## DATA EXTRACTS
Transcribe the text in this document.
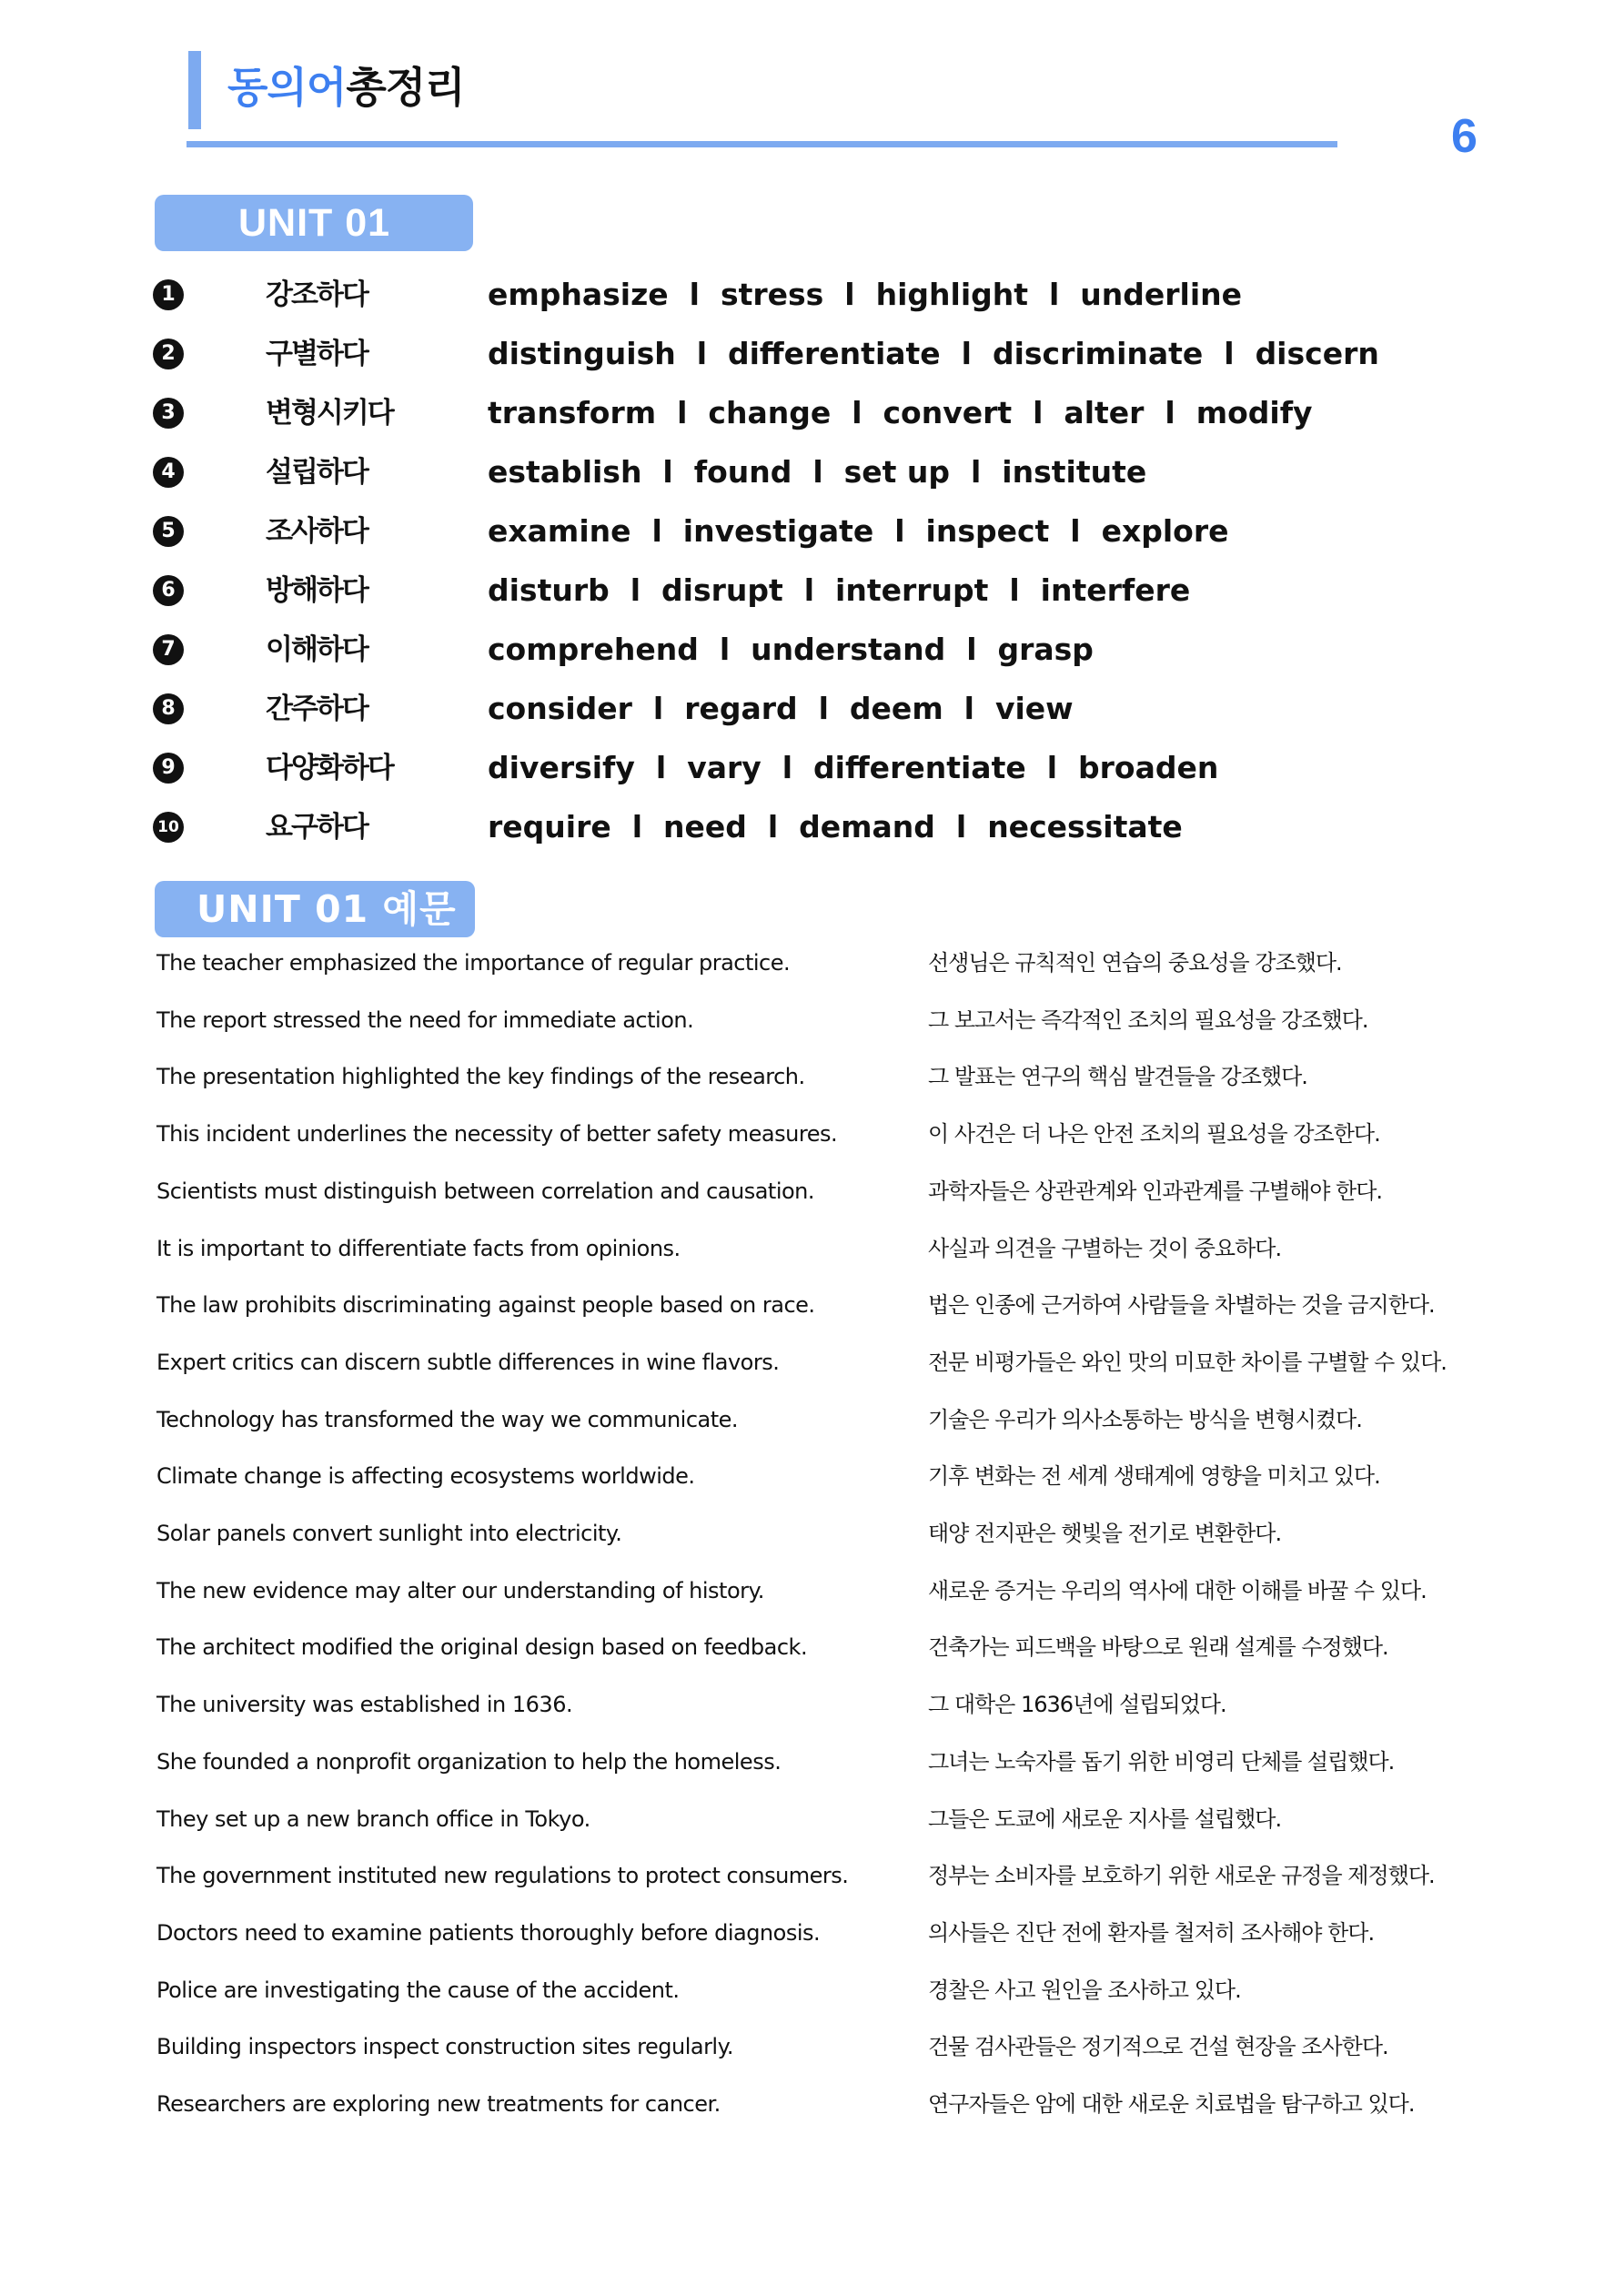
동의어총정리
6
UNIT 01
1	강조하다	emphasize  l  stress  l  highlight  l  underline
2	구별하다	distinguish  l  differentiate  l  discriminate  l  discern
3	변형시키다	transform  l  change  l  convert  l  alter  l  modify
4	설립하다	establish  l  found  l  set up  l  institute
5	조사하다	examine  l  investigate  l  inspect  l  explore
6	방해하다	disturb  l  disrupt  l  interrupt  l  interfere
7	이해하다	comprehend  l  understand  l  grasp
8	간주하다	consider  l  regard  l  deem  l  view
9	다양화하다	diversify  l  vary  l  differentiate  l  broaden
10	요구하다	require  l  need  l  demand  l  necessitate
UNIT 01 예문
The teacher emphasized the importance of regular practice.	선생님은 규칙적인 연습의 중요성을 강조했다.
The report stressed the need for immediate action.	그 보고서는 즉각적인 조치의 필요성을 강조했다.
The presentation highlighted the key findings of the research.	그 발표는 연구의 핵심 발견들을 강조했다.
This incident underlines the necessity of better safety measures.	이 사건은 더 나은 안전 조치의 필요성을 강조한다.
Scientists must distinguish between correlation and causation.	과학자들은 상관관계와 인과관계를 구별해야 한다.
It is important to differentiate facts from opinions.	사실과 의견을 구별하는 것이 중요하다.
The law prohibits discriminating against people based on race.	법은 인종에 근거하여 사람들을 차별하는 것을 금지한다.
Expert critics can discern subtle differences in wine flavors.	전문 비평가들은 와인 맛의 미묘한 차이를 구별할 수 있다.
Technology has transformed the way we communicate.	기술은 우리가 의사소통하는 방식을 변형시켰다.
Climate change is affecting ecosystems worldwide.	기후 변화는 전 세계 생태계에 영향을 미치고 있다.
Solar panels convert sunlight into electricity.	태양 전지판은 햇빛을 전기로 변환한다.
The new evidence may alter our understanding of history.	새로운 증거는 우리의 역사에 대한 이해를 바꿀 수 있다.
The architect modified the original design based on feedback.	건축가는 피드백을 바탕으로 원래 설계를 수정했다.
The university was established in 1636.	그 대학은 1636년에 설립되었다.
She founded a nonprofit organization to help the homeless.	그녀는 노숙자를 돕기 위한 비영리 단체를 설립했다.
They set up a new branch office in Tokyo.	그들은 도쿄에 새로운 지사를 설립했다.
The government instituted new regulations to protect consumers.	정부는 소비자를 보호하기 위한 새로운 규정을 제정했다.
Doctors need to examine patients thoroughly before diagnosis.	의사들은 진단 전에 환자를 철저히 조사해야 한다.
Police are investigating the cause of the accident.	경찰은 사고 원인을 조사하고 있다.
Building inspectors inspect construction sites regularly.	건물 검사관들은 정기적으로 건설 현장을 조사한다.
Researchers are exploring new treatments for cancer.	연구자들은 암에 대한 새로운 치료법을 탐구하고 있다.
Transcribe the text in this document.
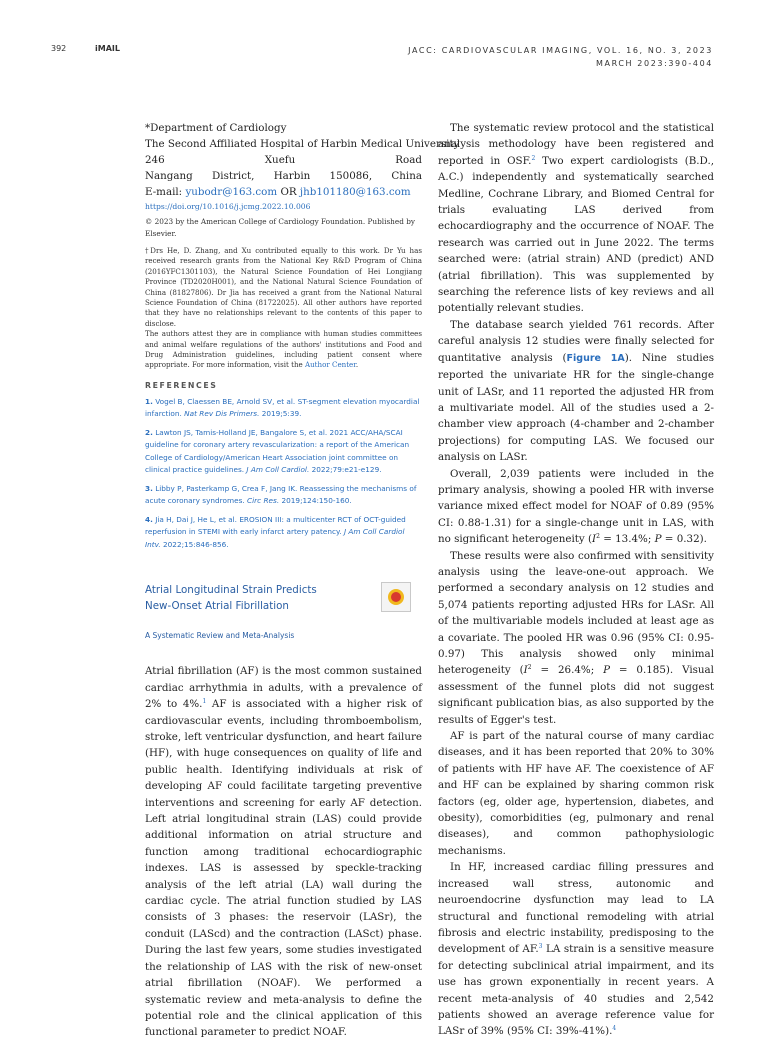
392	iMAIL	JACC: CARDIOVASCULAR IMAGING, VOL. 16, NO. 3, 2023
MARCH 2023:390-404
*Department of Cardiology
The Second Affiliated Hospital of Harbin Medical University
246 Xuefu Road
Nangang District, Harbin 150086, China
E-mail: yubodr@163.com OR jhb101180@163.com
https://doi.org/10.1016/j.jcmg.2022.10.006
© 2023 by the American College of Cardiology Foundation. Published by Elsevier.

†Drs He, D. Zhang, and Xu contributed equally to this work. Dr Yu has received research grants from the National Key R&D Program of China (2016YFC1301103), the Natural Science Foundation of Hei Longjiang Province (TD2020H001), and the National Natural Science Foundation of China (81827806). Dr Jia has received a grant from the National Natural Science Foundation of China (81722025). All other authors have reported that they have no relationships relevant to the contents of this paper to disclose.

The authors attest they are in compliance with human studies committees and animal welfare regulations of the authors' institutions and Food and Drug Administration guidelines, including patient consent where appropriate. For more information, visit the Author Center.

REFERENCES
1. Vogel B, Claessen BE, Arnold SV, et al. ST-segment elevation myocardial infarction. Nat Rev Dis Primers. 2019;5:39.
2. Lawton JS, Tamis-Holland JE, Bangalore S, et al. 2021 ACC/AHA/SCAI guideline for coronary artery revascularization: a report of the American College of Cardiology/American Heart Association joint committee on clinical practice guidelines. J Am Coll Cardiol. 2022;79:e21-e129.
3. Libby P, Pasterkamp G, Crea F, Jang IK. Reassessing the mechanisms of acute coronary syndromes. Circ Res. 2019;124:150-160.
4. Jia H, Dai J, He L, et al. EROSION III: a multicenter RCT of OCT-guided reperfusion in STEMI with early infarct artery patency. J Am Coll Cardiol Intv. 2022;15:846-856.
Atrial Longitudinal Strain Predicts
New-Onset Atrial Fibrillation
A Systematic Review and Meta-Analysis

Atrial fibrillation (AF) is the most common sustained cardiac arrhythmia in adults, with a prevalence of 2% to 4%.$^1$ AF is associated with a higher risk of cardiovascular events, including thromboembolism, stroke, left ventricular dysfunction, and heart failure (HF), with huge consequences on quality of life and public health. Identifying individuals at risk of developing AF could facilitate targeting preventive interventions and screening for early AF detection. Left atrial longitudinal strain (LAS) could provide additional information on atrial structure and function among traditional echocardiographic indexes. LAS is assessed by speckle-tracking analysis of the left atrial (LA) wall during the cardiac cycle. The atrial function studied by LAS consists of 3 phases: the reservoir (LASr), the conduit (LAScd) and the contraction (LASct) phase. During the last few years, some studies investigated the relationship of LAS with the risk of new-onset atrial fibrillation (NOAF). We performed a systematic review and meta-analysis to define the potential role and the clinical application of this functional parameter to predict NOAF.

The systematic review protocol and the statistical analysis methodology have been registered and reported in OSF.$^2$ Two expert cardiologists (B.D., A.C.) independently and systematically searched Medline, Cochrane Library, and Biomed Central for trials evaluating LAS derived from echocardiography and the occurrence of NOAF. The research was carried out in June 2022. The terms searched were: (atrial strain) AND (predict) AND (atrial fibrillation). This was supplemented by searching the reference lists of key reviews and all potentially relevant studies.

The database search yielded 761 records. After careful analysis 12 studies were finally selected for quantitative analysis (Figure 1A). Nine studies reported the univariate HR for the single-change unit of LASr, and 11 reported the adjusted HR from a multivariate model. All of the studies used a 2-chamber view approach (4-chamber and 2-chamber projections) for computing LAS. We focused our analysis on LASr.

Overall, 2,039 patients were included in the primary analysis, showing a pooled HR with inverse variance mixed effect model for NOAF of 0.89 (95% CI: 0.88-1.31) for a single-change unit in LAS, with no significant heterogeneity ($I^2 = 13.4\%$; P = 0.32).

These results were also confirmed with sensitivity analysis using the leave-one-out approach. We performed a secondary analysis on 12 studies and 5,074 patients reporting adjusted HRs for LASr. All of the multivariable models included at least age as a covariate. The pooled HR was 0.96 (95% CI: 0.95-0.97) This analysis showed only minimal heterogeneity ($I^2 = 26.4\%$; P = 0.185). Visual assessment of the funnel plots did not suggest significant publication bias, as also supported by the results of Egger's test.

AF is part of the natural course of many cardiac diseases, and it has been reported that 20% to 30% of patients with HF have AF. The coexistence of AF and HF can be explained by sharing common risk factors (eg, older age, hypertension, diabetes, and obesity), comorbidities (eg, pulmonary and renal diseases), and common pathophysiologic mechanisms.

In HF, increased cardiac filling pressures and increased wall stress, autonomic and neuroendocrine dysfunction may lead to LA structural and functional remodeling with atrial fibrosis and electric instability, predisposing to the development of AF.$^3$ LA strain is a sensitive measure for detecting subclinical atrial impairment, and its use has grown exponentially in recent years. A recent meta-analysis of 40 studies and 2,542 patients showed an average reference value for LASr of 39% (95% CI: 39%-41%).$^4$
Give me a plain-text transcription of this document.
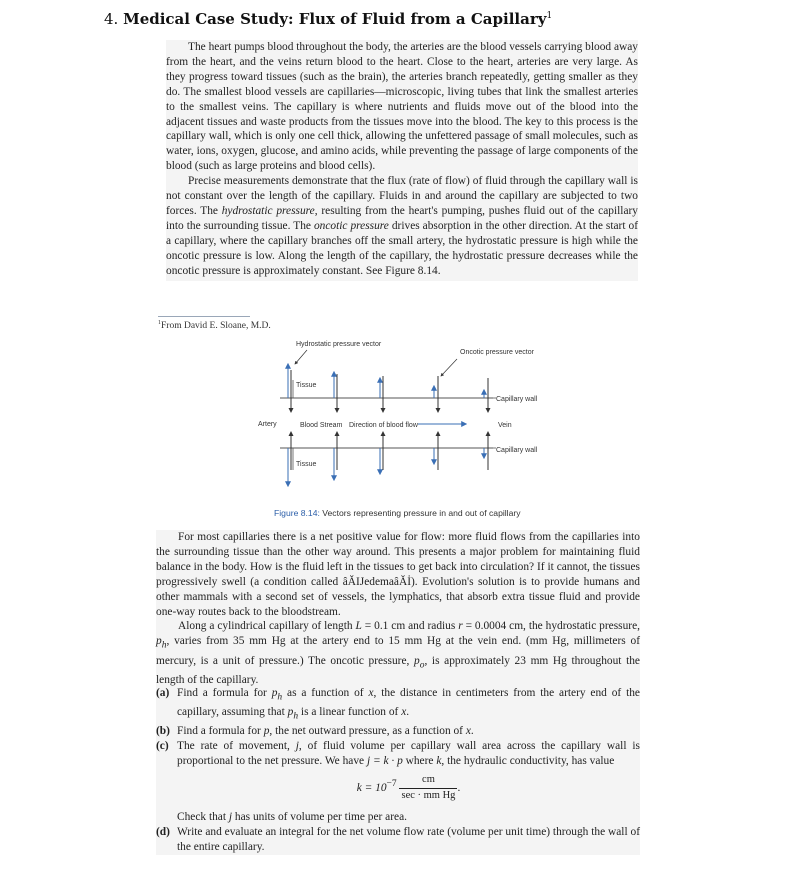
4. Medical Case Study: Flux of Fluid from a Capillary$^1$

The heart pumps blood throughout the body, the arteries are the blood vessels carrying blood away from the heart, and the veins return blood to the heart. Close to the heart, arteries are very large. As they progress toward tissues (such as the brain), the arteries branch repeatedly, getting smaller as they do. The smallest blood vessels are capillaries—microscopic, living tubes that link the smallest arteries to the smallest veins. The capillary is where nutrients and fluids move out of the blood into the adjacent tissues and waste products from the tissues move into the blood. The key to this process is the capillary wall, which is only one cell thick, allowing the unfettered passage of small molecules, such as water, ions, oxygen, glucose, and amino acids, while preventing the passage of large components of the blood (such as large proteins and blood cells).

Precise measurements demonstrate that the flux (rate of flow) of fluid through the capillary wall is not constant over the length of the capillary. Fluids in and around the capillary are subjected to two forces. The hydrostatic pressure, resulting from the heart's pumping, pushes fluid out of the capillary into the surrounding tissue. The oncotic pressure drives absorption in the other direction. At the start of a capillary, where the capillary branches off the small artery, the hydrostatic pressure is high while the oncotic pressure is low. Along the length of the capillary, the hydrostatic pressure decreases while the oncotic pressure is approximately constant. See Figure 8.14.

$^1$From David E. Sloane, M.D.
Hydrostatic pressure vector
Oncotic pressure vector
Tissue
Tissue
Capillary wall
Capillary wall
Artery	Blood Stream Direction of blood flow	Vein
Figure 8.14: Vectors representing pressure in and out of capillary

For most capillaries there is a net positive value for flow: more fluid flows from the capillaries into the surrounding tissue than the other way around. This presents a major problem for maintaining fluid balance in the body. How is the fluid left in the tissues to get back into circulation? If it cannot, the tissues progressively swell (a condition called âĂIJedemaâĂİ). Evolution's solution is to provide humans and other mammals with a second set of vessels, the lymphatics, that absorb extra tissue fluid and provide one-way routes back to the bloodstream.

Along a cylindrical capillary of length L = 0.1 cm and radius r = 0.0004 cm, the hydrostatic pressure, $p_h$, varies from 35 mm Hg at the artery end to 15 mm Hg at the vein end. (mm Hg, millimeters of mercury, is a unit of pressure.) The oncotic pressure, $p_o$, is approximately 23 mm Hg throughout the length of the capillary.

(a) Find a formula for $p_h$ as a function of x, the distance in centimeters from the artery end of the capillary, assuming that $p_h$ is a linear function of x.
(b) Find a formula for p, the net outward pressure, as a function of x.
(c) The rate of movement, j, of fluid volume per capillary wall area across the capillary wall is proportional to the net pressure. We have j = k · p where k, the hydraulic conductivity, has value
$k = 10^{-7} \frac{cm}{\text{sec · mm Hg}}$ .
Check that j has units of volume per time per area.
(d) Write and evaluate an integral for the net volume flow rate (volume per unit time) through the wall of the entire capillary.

## YOUR GOAL
Find the lines above that hold "need", then copy each of them.

## PROBLEM SOLUTION
10	요구하다	require  l  need  l  demand  l  necessitate
The report stressed the need for immediate action.	그 보고서는 즉각적인 조치의 필요성을 강조했다.
Doctors need to examine patients thoroughly before diagnosis.	의사들은 진단 전에 환자를 철저히 조사해야 한다.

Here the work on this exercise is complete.